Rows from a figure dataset
▬▬▬▬▬▬▬▬▬▬

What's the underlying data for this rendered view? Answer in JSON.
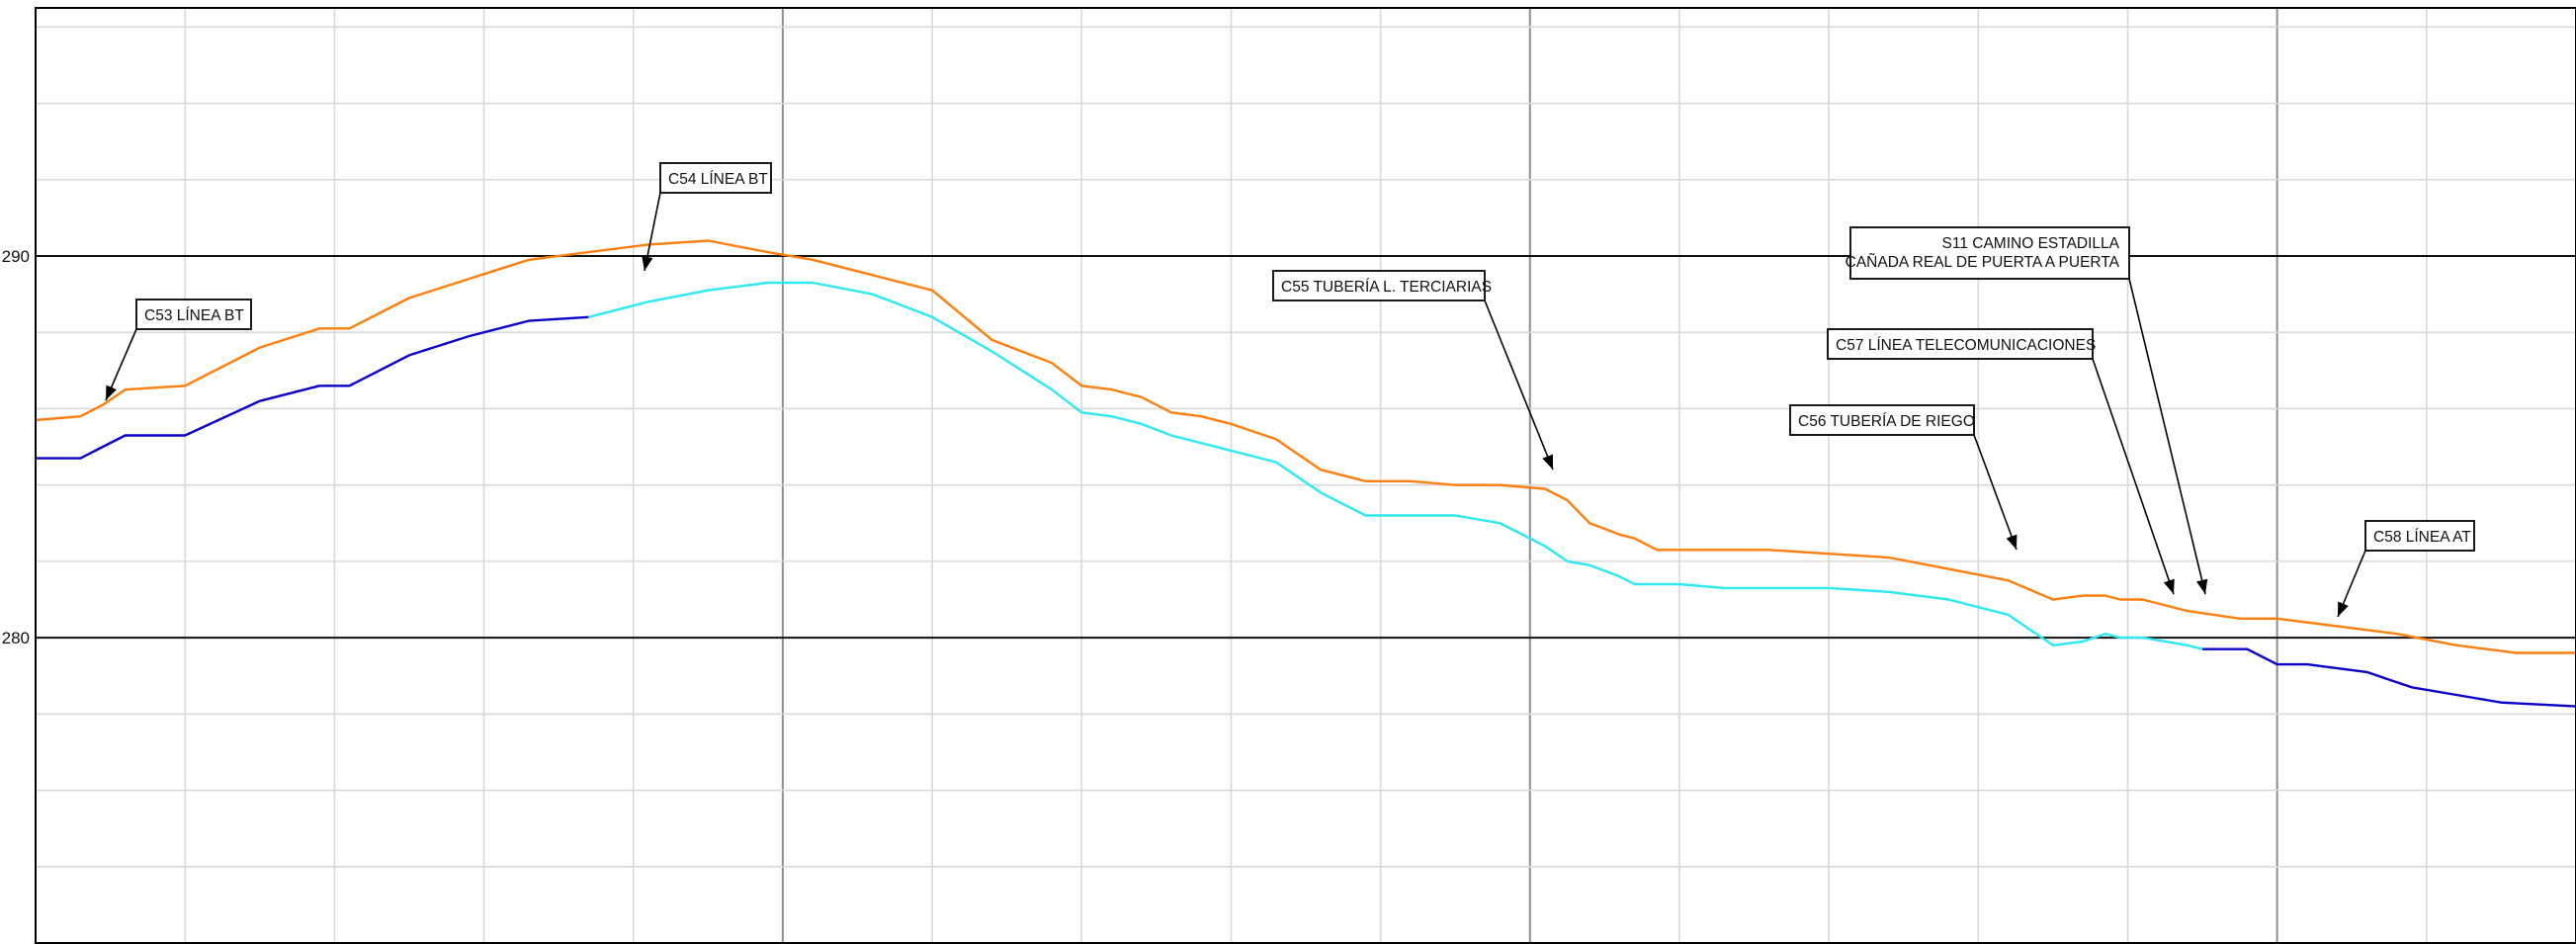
{
  "chart_data": {
    "type": "line",
    "title": "",
    "xlabel": "",
    "ylabel": "",
    "x_range": [
      0,
      1700
    ],
    "ylim": [
      272,
      296.5
    ],
    "y_ticks": [
      280,
      290
    ],
    "y_tick_labels": [
      "280",
      "290"
    ],
    "grid": true,
    "legend": "none",
    "series": [
      {
        "color": "#ff7f0e",
        "style": "solid",
        "x": [
          0,
          30,
          45,
          60,
          100,
          150,
          190,
          210,
          250,
          290,
          330,
          370,
          410,
          450,
          490,
          520,
          560,
          600,
          640,
          680,
          700,
          720,
          740,
          760,
          780,
          800,
          830,
          860,
          890,
          920,
          950,
          980,
          1010,
          1025,
          1040,
          1060,
          1070,
          1085,
          1100,
          1130,
          1160,
          1200,
          1240,
          1280,
          1320,
          1350,
          1370,
          1385,
          1395,
          1410,
          1440,
          1475,
          1500,
          1540,
          1580,
          1620,
          1660,
          1700
        ],
        "y": [
          285.7,
          285.8,
          286.1,
          286.5,
          286.6,
          287.6,
          288.1,
          288.1,
          288.9,
          289.4,
          289.9,
          290.1,
          290.3,
          290.4,
          290.1,
          289.9,
          289.5,
          289.1,
          287.8,
          287.2,
          286.6,
          286.5,
          286.3,
          285.9,
          285.8,
          285.6,
          285.2,
          284.4,
          284.1,
          284.1,
          284.0,
          284.0,
          283.9,
          283.6,
          283.0,
          282.7,
          282.6,
          282.3,
          282.3,
          282.3,
          282.3,
          282.2,
          282.1,
          281.8,
          281.5,
          281.0,
          281.1,
          281.1,
          281.0,
          281.0,
          280.7,
          280.5,
          280.5,
          280.3,
          280.1,
          279.8,
          279.6,
          279.6
        ]
      },
      {
        "color": "#0a00c8",
        "style": "solid",
        "x": [
          0,
          30,
          45,
          60,
          100,
          150,
          190,
          210,
          250,
          290,
          330,
          370
        ],
        "y": [
          284.7,
          284.7,
          285.0,
          285.3,
          285.3,
          286.2,
          286.6,
          286.6,
          287.4,
          287.9,
          288.3,
          288.4
        ]
      },
      {
        "color": "#2ee9f2",
        "style": "solid",
        "x": [
          370,
          410,
          450,
          490,
          520,
          560,
          600,
          640,
          680,
          700,
          720,
          740,
          760,
          780,
          800,
          830,
          860,
          890,
          920,
          950,
          980,
          1010,
          1025,
          1040,
          1060,
          1070,
          1085,
          1100,
          1130,
          1160,
          1200,
          1240,
          1280,
          1320,
          1350,
          1370,
          1385,
          1395,
          1410,
          1440,
          1450
        ],
        "y": [
          288.4,
          288.8,
          289.1,
          289.3,
          289.3,
          289.0,
          288.4,
          287.5,
          286.5,
          285.9,
          285.8,
          285.6,
          285.3,
          285.1,
          284.9,
          284.6,
          283.8,
          283.2,
          283.2,
          283.2,
          283.0,
          282.4,
          282.0,
          281.9,
          281.6,
          281.4,
          281.4,
          281.4,
          281.3,
          281.3,
          281.3,
          281.2,
          281.0,
          280.6,
          279.8,
          279.9,
          280.1,
          280.0,
          280.0,
          279.8,
          279.7
        ]
      },
      {
        "color": "#0a00c8",
        "style": "solid",
        "x": [
          1450,
          1480,
          1500,
          1520,
          1560,
          1590,
          1620,
          1650,
          1700
        ],
        "y": [
          279.7,
          279.7,
          279.3,
          279.3,
          279.1,
          278.7,
          278.5,
          278.3,
          278.2
        ]
      }
    ],
    "annotations": [
      {
        "lines": [
          "C53 LÍNEA BT"
        ]
      },
      {
        "lines": [
          "C54 LÍNEA BT"
        ]
      },
      {
        "lines": [
          "C55 TUBERÍA L. TERCIARIAS"
        ]
      },
      {
        "lines": [
          "S11 CAMINO ESTADILLA",
          "CAÑADA REAL DE PUERTA A PUERTA"
        ]
      },
      {
        "lines": [
          "C57 LÍNEA TELECOMUNICACIONES"
        ]
      },
      {
        "lines": [
          "C56 TUBERÍA DE RIEGO"
        ]
      },
      {
        "lines": [
          "C58 LÍNEA AT"
        ]
      }
    ]
  }
}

▬▬▬▬▬▬▬▬▬▬

What is required:
Copy out all the records exactly, excluding pictures.

Result:
What's the underlying data for this rendered view? Answer in JSON.
{
  "chart_data": {
    "type": "line",
    "title": "",
    "xlabel": "",
    "ylabel": "",
    "x_range": [
      0,
      1700
    ],
    "ylim": [
      272,
      296.5
    ],
    "y_ticks": [
      280,
      290
    ],
    "y_tick_labels": [
      "280",
      "290"
    ],
    "grid": true,
    "legend": "none",
    "series": [
      {
        "color": "#ff7f0e",
        "style": "solid",
        "x": [
          0,
          30,
          45,
          60,
          100,
          150,
          190,
          210,
          250,
          290,
          330,
          370,
          410,
          450,
          490,
          520,
          560,
          600,
          640,
          680,
          700,
          720,
          740,
          760,
          780,
          800,
          830,
          860,
          890,
          920,
          950,
          980,
          1010,
          1025,
          1040,
          1060,
          1070,
          1085,
          1100,
          1130,
          1160,
          1200,
          1240,
          1280,
          1320,
          1350,
          1370,
          1385,
          1395,
          1410,
          1440,
          1475,
          1500,
          1540,
          1580,
          1620,
          1660,
          1700
        ],
        "y": [
          285.7,
          285.8,
          286.1,
          286.5,
          286.6,
          287.6,
          288.1,
          288.1,
          288.9,
          289.4,
          289.9,
          290.1,
          290.3,
          290.4,
          290.1,
          289.9,
          289.5,
          289.1,
          287.8,
          287.2,
          286.6,
          286.5,
          286.3,
          285.9,
          285.8,
          285.6,
          285.2,
          284.4,
          284.1,
          284.1,
          284.0,
          284.0,
          283.9,
          283.6,
          283.0,
          282.7,
          282.6,
          282.3,
          282.3,
          282.3,
          282.3,
          282.2,
          282.1,
          281.8,
          281.5,
          281.0,
          281.1,
          281.1,
          281.0,
          281.0,
          280.7,
          280.5,
          280.5,
          280.3,
          280.1,
          279.8,
          279.6,
          279.6
        ]
      },
      {
        "color": "#0a00c8",
        "style": "solid",
        "x": [
          0,
          30,
          45,
          60,
          100,
          150,
          190,
          210,
          250,
          290,
          330,
          370
        ],
        "y": [
          284.7,
          284.7,
          285.0,
          285.3,
          285.3,
          286.2,
          286.6,
          286.6,
          287.4,
          287.9,
          288.3,
          288.4
        ]
      },
      {
        "color": "#2ee9f2",
        "style": "solid",
        "x": [
          370,
          410,
          450,
          490,
          520,
          560,
          600,
          640,
          680,
          700,
          720,
          740,
          760,
          780,
          800,
          830,
          860,
          890,
          920,
          950,
          980,
          1010,
          1025,
          1040,
          1060,
          1070,
          1085,
          1100,
          1130,
          1160,
          1200,
          1240,
          1280,
          1320,
          1350,
          1370,
          1385,
          1395,
          1410,
          1440,
          1450
        ],
        "y": [
          288.4,
          288.8,
          289.1,
          289.3,
          289.3,
          289.0,
          288.4,
          287.5,
          286.5,
          285.9,
          285.8,
          285.6,
          285.3,
          285.1,
          284.9,
          284.6,
          283.8,
          283.2,
          283.2,
          283.2,
          283.0,
          282.4,
          282.0,
          281.9,
          281.6,
          281.4,
          281.4,
          281.4,
          281.3,
          281.3,
          281.3,
          281.2,
          281.0,
          280.6,
          279.8,
          279.9,
          280.1,
          280.0,
          280.0,
          279.8,
          279.7
        ]
      },
      {
        "color": "#0a00c8",
        "style": "solid",
        "x": [
          1450,
          1480,
          1500,
          1520,
          1560,
          1590,
          1620,
          1650,
          1700
        ],
        "y": [
          279.7,
          279.7,
          279.3,
          279.3,
          279.1,
          278.7,
          278.5,
          278.3,
          278.2
        ]
      }
    ],
    "annotations": [
      {
        "lines": [
          "C53 LÍNEA BT"
        ]
      },
      {
        "lines": [
          "C54 LÍNEA BT"
        ]
      },
      {
        "lines": [
          "C55 TUBERÍA L. TERCIARIAS"
        ]
      },
      {
        "lines": [
          "S11 CAMINO ESTADILLA",
          "CAÑADA REAL DE PUERTA A PUERTA"
        ]
      },
      {
        "lines": [
          "C57 LÍNEA TELECOMUNICACIONES"
        ]
      },
      {
        "lines": [
          "C56 TUBERÍA DE RIEGO"
        ]
      },
      {
        "lines": [
          "C58 LÍNEA AT"
        ]
      }
    ]
  }
}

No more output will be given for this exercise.